**Task details**
Restate each line of the listing exactly, without carrying over any pictures.

**Supplied entries**
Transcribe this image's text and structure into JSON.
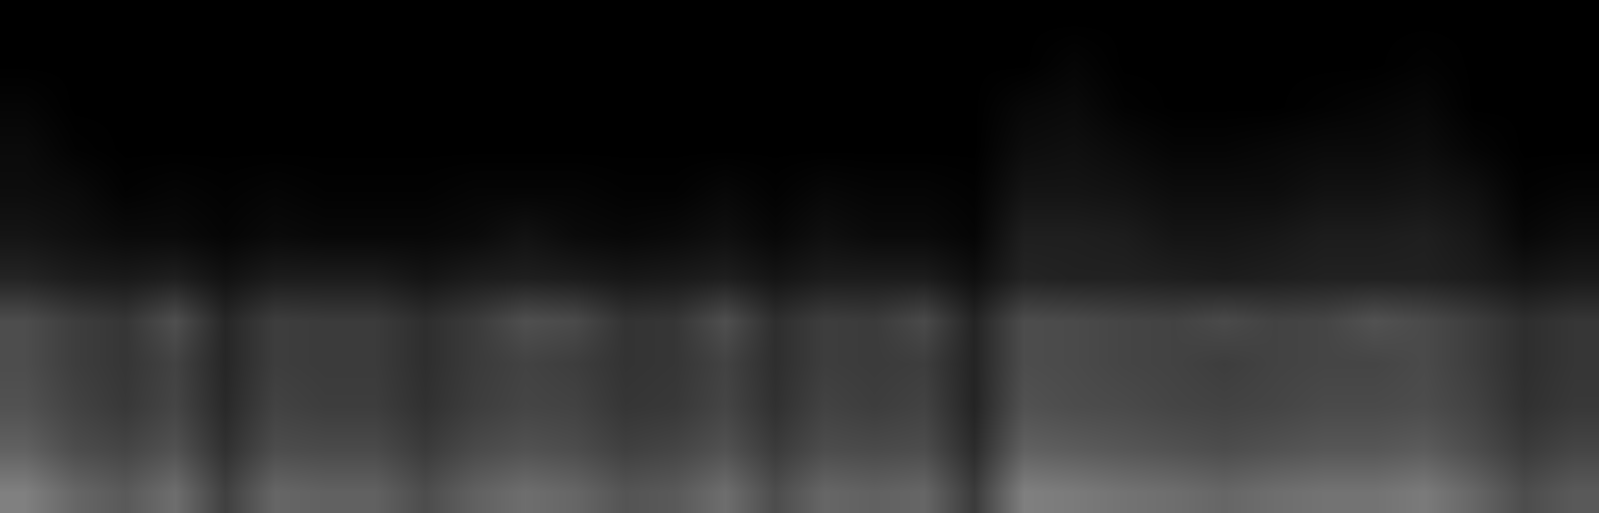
{
  "chart_data": {
    "type": "heatmap",
    "tick_labels": false,
    "color": "#ffffff",
    "zlim": [
      0,
      1
    ],
    "cells": [
      [
        0.5,
        0.4,
        0.35,
        0.43,
        0.25,
        0.4,
        0.38,
        0.38,
        0.3,
        0.38,
        0.43,
        0.4,
        0.33,
        0.35,
        0.43,
        0.3,
        0.4,
        0.38,
        0.4,
        0.23,
        0.5,
        0.48,
        0.45,
        0.43,
        0.4,
        0.43,
        0.45,
        0.45,
        0.48,
        0.4,
        0.3,
        0.35
      ],
      [
        0.38,
        0.3,
        0.27,
        0.32,
        0.19,
        0.3,
        0.29,
        0.29,
        0.23,
        0.29,
        0.32,
        0.3,
        0.25,
        0.27,
        0.32,
        0.23,
        0.3,
        0.29,
        0.3,
        0.17,
        0.38,
        0.36,
        0.34,
        0.32,
        0.3,
        0.32,
        0.34,
        0.34,
        0.36,
        0.3,
        0.23,
        0.27
      ],
      [
        0.32,
        0.26,
        0.22,
        0.27,
        0.16,
        0.26,
        0.24,
        0.24,
        0.19,
        0.24,
        0.27,
        0.26,
        0.21,
        0.22,
        0.27,
        0.19,
        0.26,
        0.24,
        0.26,
        0.14,
        0.32,
        0.3,
        0.29,
        0.27,
        0.26,
        0.27,
        0.29,
        0.29,
        0.3,
        0.26,
        0.19,
        0.22
      ],
      [
        0.3,
        0.24,
        0.21,
        0.26,
        0.15,
        0.24,
        0.23,
        0.23,
        0.18,
        0.23,
        0.26,
        0.24,
        0.2,
        0.21,
        0.26,
        0.18,
        0.24,
        0.23,
        0.24,
        0.14,
        0.3,
        0.29,
        0.27,
        0.26,
        0.24,
        0.26,
        0.27,
        0.27,
        0.29,
        0.24,
        0.18,
        0.21
      ],
      [
        0.3,
        0.24,
        0.21,
        0.31,
        0.15,
        0.24,
        0.23,
        0.23,
        0.18,
        0.23,
        0.31,
        0.29,
        0.2,
        0.21,
        0.31,
        0.18,
        0.24,
        0.23,
        0.29,
        0.14,
        0.3,
        0.29,
        0.27,
        0.26,
        0.29,
        0.26,
        0.27,
        0.32,
        0.29,
        0.24,
        0.18,
        0.21
      ],
      [
        0.14,
        0.11,
        0.1,
        0.12,
        0.07,
        0.11,
        0.11,
        0.11,
        0.08,
        0.11,
        0.12,
        0.11,
        0.09,
        0.1,
        0.12,
        0.08,
        0.11,
        0.11,
        0.11,
        0.06,
        0.14,
        0.13,
        0.13,
        0.12,
        0.11,
        0.12,
        0.13,
        0.13,
        0.13,
        0.11,
        0.08,
        0.1
      ],
      [
        0.08,
        0.06,
        0.04,
        0.04,
        0.02,
        0.04,
        0.03,
        0.03,
        0.03,
        0.04,
        0.07,
        0.04,
        0.03,
        0.04,
        0.06,
        0.03,
        0.06,
        0.04,
        0.04,
        0.02,
        0.12,
        0.12,
        0.11,
        0.08,
        0.08,
        0.09,
        0.11,
        0.11,
        0.12,
        0.09,
        0.03,
        0.05
      ],
      [
        0.05,
        0.04,
        0.01,
        0.02,
        0.01,
        0.02,
        0.01,
        0.01,
        0.01,
        0.02,
        0.02,
        0.02,
        0.01,
        0.01,
        0.03,
        0.01,
        0.03,
        0.02,
        0.02,
        0.01,
        0.08,
        0.08,
        0.07,
        0.05,
        0.05,
        0.05,
        0.07,
        0.07,
        0.08,
        0.06,
        0.01,
        0.02
      ],
      [
        0.04,
        0.01,
        0,
        0,
        0,
        0,
        0,
        0,
        0,
        0,
        0,
        0,
        0,
        0,
        0,
        0,
        0,
        0,
        0,
        0,
        0.05,
        0.06,
        0.04,
        0.02,
        0.02,
        0.03,
        0.04,
        0.04,
        0.05,
        0.02,
        0,
        0
      ],
      [
        0.02,
        0,
        0,
        0,
        0,
        0,
        0,
        0,
        0,
        0,
        0,
        0,
        0,
        0,
        0,
        0,
        0,
        0,
        0,
        0,
        0.03,
        0.04,
        0.01,
        0,
        0,
        0,
        0.01,
        0.02,
        0.03,
        0,
        0,
        0
      ],
      [
        0,
        0,
        0,
        0,
        0,
        0,
        0,
        0,
        0,
        0,
        0,
        0,
        0,
        0,
        0,
        0,
        0,
        0,
        0,
        0,
        0,
        0.02,
        0,
        0,
        0,
        0,
        0,
        0,
        0.01,
        0,
        0,
        0
      ],
      [
        0,
        0,
        0,
        0,
        0,
        0,
        0,
        0,
        0,
        0,
        0,
        0,
        0,
        0,
        0,
        0,
        0,
        0,
        0,
        0,
        0,
        0,
        0,
        0,
        0,
        0,
        0,
        0,
        0,
        0,
        0,
        0
      ]
    ]
  }
}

**Solved problem**
Transcribe this image's text and structure into JSON.
{
  "chart_data": {
    "type": "heatmap",
    "tick_labels": false,
    "color": "#ffffff",
    "zlim": [
      0,
      1
    ],
    "cells": [
      [
        0.5,
        0.4,
        0.35,
        0.43,
        0.25,
        0.4,
        0.38,
        0.38,
        0.3,
        0.38,
        0.43,
        0.4,
        0.33,
        0.35,
        0.43,
        0.3,
        0.4,
        0.38,
        0.4,
        0.23,
        0.5,
        0.48,
        0.45,
        0.43,
        0.4,
        0.43,
        0.45,
        0.45,
        0.48,
        0.4,
        0.3,
        0.35
      ],
      [
        0.38,
        0.3,
        0.27,
        0.32,
        0.19,
        0.3,
        0.29,
        0.29,
        0.23,
        0.29,
        0.32,
        0.3,
        0.25,
        0.27,
        0.32,
        0.23,
        0.3,
        0.29,
        0.3,
        0.17,
        0.38,
        0.36,
        0.34,
        0.32,
        0.3,
        0.32,
        0.34,
        0.34,
        0.36,
        0.3,
        0.23,
        0.27
      ],
      [
        0.32,
        0.26,
        0.22,
        0.27,
        0.16,
        0.26,
        0.24,
        0.24,
        0.19,
        0.24,
        0.27,
        0.26,
        0.21,
        0.22,
        0.27,
        0.19,
        0.26,
        0.24,
        0.26,
        0.14,
        0.32,
        0.3,
        0.29,
        0.27,
        0.26,
        0.27,
        0.29,
        0.29,
        0.3,
        0.26,
        0.19,
        0.22
      ],
      [
        0.3,
        0.24,
        0.21,
        0.26,
        0.15,
        0.24,
        0.23,
        0.23,
        0.18,
        0.23,
        0.26,
        0.24,
        0.2,
        0.21,
        0.26,
        0.18,
        0.24,
        0.23,
        0.24,
        0.14,
        0.3,
        0.29,
        0.27,
        0.26,
        0.24,
        0.26,
        0.27,
        0.27,
        0.29,
        0.24,
        0.18,
        0.21
      ],
      [
        0.3,
        0.24,
        0.21,
        0.31,
        0.15,
        0.24,
        0.23,
        0.23,
        0.18,
        0.23,
        0.31,
        0.29,
        0.2,
        0.21,
        0.31,
        0.18,
        0.24,
        0.23,
        0.29,
        0.14,
        0.3,
        0.29,
        0.27,
        0.26,
        0.29,
        0.26,
        0.27,
        0.32,
        0.29,
        0.24,
        0.18,
        0.21
      ],
      [
        0.14,
        0.11,
        0.1,
        0.12,
        0.07,
        0.11,
        0.11,
        0.11,
        0.08,
        0.11,
        0.12,
        0.11,
        0.09,
        0.1,
        0.12,
        0.08,
        0.11,
        0.11,
        0.11,
        0.06,
        0.14,
        0.13,
        0.13,
        0.12,
        0.11,
        0.12,
        0.13,
        0.13,
        0.13,
        0.11,
        0.08,
        0.1
      ],
      [
        0.08,
        0.06,
        0.04,
        0.04,
        0.02,
        0.04,
        0.03,
        0.03,
        0.03,
        0.04,
        0.07,
        0.04,
        0.03,
        0.04,
        0.06,
        0.03,
        0.06,
        0.04,
        0.04,
        0.02,
        0.12,
        0.12,
        0.11,
        0.08,
        0.08,
        0.09,
        0.11,
        0.11,
        0.12,
        0.09,
        0.03,
        0.05
      ],
      [
        0.05,
        0.04,
        0.01,
        0.02,
        0.01,
        0.02,
        0.01,
        0.01,
        0.01,
        0.02,
        0.02,
        0.02,
        0.01,
        0.01,
        0.03,
        0.01,
        0.03,
        0.02,
        0.02,
        0.01,
        0.08,
        0.08,
        0.07,
        0.05,
        0.05,
        0.05,
        0.07,
        0.07,
        0.08,
        0.06,
        0.01,
        0.02
      ],
      [
        0.04,
        0.01,
        0,
        0,
        0,
        0,
        0,
        0,
        0,
        0,
        0,
        0,
        0,
        0,
        0,
        0,
        0,
        0,
        0,
        0,
        0.05,
        0.06,
        0.04,
        0.02,
        0.02,
        0.03,
        0.04,
        0.04,
        0.05,
        0.02,
        0,
        0
      ],
      [
        0.02,
        0,
        0,
        0,
        0,
        0,
        0,
        0,
        0,
        0,
        0,
        0,
        0,
        0,
        0,
        0,
        0,
        0,
        0,
        0,
        0.03,
        0.04,
        0.01,
        0,
        0,
        0,
        0.01,
        0.02,
        0.03,
        0,
        0,
        0
      ],
      [
        0,
        0,
        0,
        0,
        0,
        0,
        0,
        0,
        0,
        0,
        0,
        0,
        0,
        0,
        0,
        0,
        0,
        0,
        0,
        0,
        0,
        0.02,
        0,
        0,
        0,
        0,
        0,
        0,
        0.01,
        0,
        0,
        0
      ],
      [
        0,
        0,
        0,
        0,
        0,
        0,
        0,
        0,
        0,
        0,
        0,
        0,
        0,
        0,
        0,
        0,
        0,
        0,
        0,
        0,
        0,
        0,
        0,
        0,
        0,
        0,
        0,
        0,
        0,
        0,
        0,
        0
      ]
    ]
  }
}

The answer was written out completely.